• _原文_
***

1. 背景
    昨天同事反馈hbase查询返回无数据了,查了下返回RowTooBigEXcepiton,初步看是value过大导致?以为是有异常数据写入,我们hbase设计上一个列族,然后对应每个时间分片会通过动态列会记录时间分片类的数据指标,每天查询的时候通过rowkey +时间窗户, get返回对应的指标,
  2. 分析
    初步分析,有数据异常,某个value值过大,因为默认value值的大小是1G
/**
   * Default max row size (1 Gb).
   */
  public static final long TABLE_MAX_ROWSIZE_DEFAULT = 1024 * 1024 * 1024L;

正常写入不会返回那么大的数据,于是进入hbase shell中单独请求对应窗户的指标数据

#get '命名空间:表明','rowkey','列族:列'
get 'toffline:tmetric','top','slicetop:96430'

循环整个请求窗口发现都没有问题,于是直接请求整个rowkey 果然这里有问题
,异常出现了,应该是查询的时候没有设置对应的列做过滤,rowkey对应的value过大导致的,(也可以通过修改client参数hbase.table.max.rowsize获得查询结果,但这不是我们想要的)

get 'tjrecoffline:tmetric','top'

扫了一眼代码,有过滤啊,无法请求了?怎么办,先让数据变小,查询能响应

hbase(main):002:0> desc  'toffline:tmetric'
Table toffline:tmetric is DISABLED                                                                                                                                                        
toffline:tmetric                                                                                                                                                                          
COLUMN FAMILIES DESCRIPTION                                                                                                                                                                         
{NAME => 'content', BLOOMFILTER => 'ROW', VERSIONS => '1', IN_MEMORY => 'false', KEEP_DELETED_CELLS => 'FALSE', DATA_BLOCK_ENCODING => 'NONE', TTL => 'FOREVER', COMPRESSION => 'NONE', MIN_VERSIONS
 => '0', BLOCKCACHE => 'true', BLOCKSIZE => '65536', REPLICATION_SCOPE => '0'}                                                                                                                      
{NAME => 'slicetop', BLOOMFILTER => 'ROW', VERSIONS => '1', IN_MEMORY => 'false', KEEP_DELETED_CELLS => 'FALSE', DATA_BLOCK_ENCODING => 'NONE', TTL => 'FOREVER', COMPRESSION => 'NONE', MIN_VERSION
S => '0', BLOCKCACHE => 'true', BLOCKSIZE => '65536', REPLICATION_SCOPE => '0'}                                                                                                                     
2 row(s) in 0.1090 seconds
#TTL => 'FOREVER' 数据没有设置过期时间,所以项目上线起初没问题,现在有问题了,数据量随着动态列的增加一直在累积。所以考虑了下业务环境保留三个月的数据可以满足要求,
#修改列的过期时间
hbase(main):003:0> alter 'toffline:tmetric',{NAME=>'slicetop',TTL=>'7776000'} 
Updating all regions with the new schema...

***

• _原始资料_
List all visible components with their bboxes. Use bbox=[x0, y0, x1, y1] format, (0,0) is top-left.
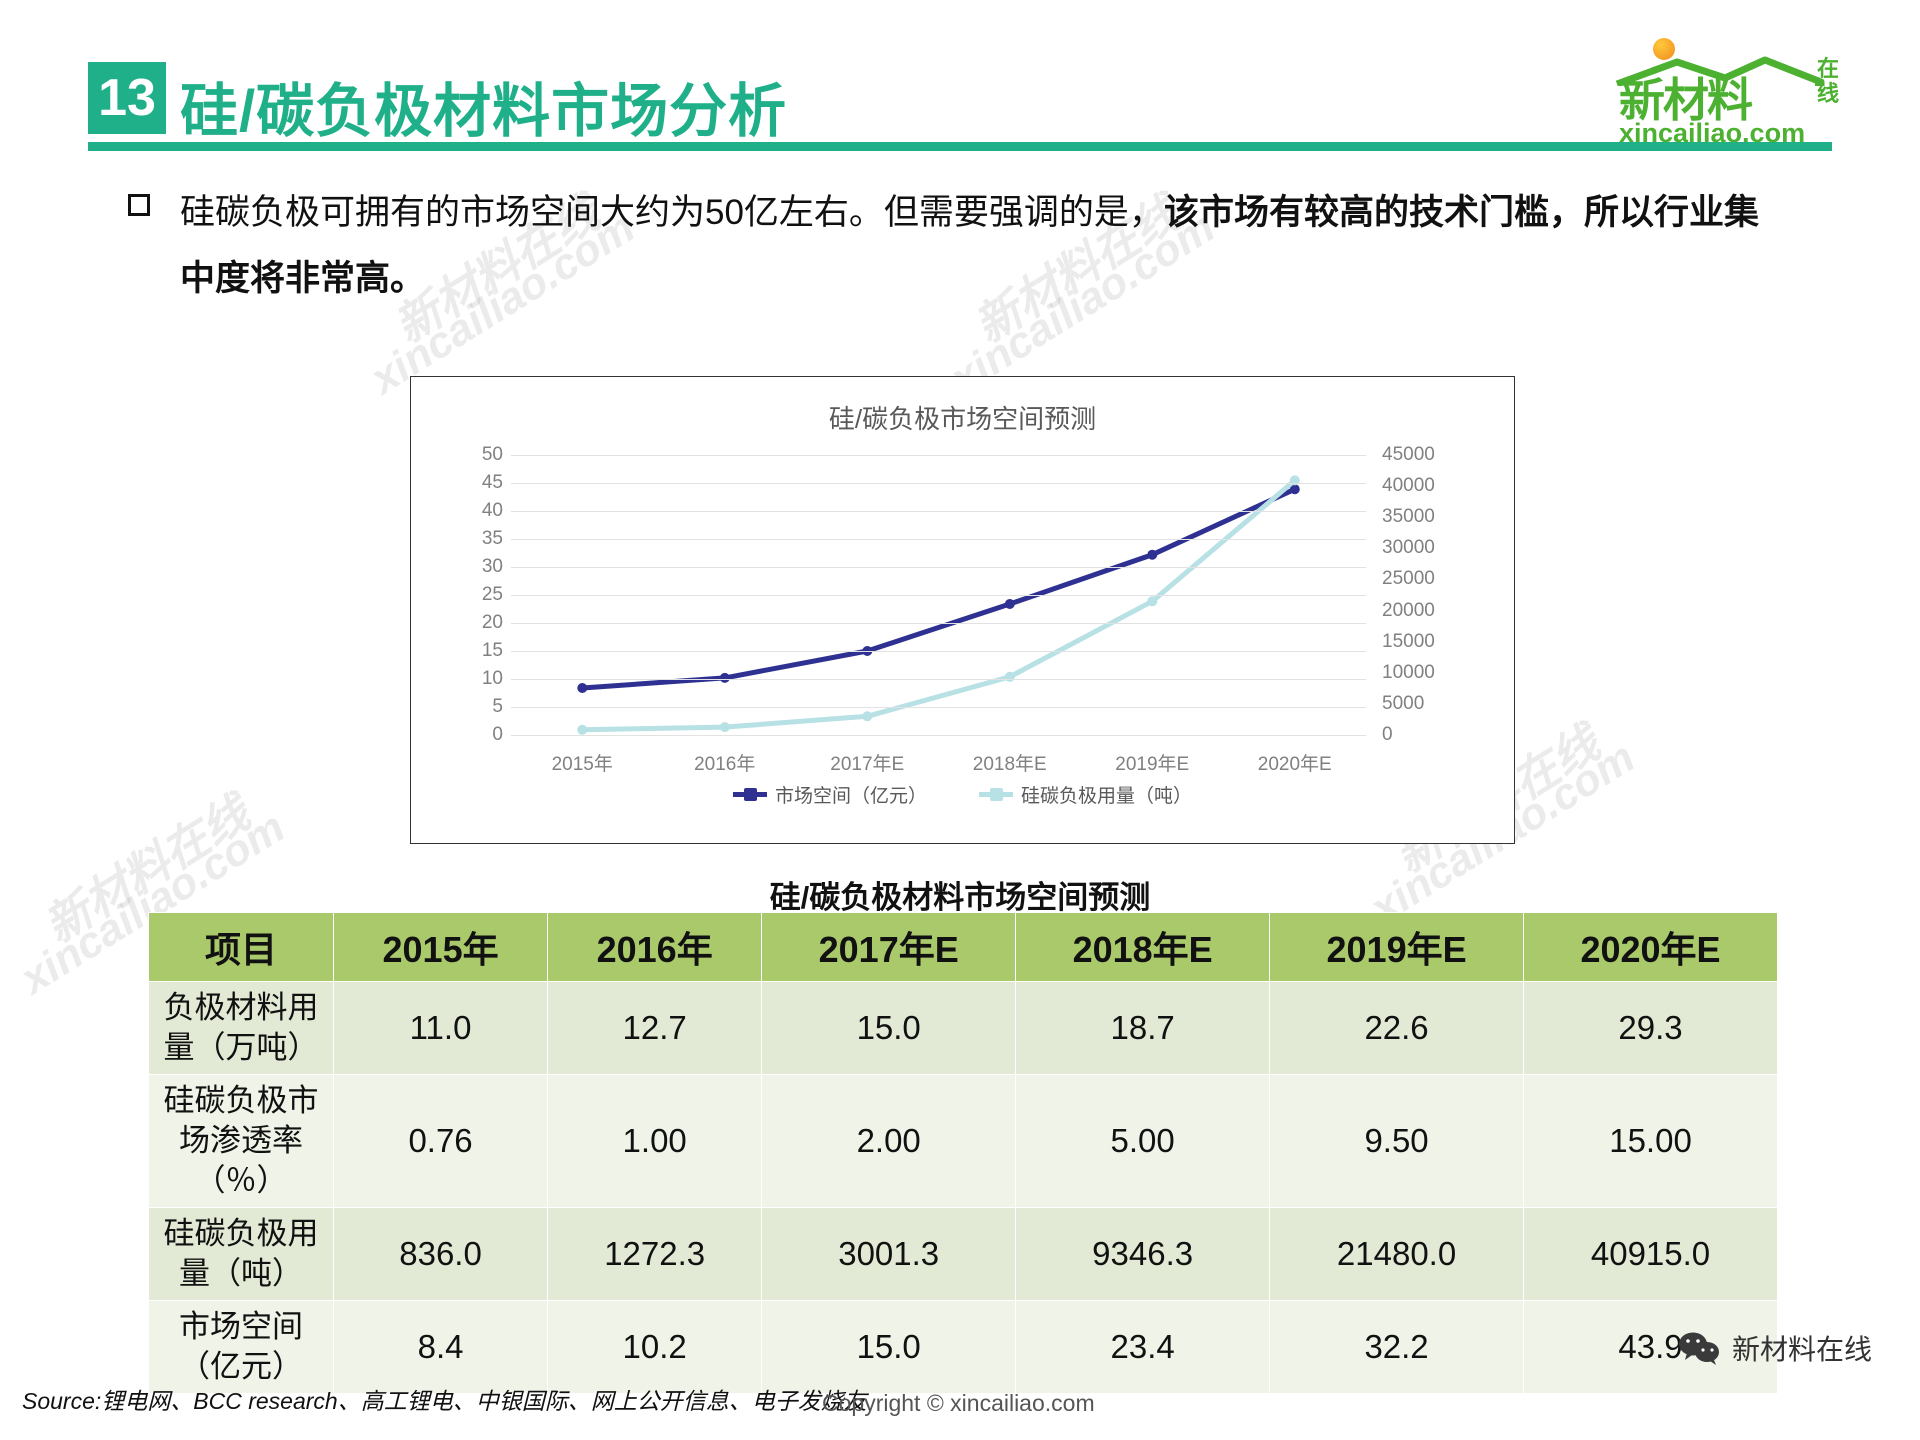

***

• _任务要求_
1. 将原文中的这句话译成英文:“TTL => 'FOREVER' 数据没有设置过期时间,所以项目上线起初没问题,现在有问题了,数据量随着动态列的增加一直在累积。”
2. 把原文中以“正常写入不会返回那么大的数据”开头、以“询结果,但这不是我们想要的)”结尾的部分一字不差地抄下来。

• _参考答案_
1. TTL => 'FOREVER': no expiration time was set for the data, so there was no problem when the project first went live, but now there is a problem; the data volume has kept accumulating as the dynamic columns increase.

2.
正常写入不会返回那么大的数据,于是进入hbase shell中单独请求对应窗户的指标数据

#get '命名空间:表明','rowkey','列族:列'
get 'toffline:tmetric','top','slicetop:96430'

循环整个请求窗口发现都没有问题,于是直接请求整个rowkey 果然这里有问题
,异常出现了,应该是查询的时候没有设置对应的列做过滤,rowkey对应的value过大导致的,(也可以通过修改client参数hbase.table.max.rowsize获得查询结果,但这不是我们想要的)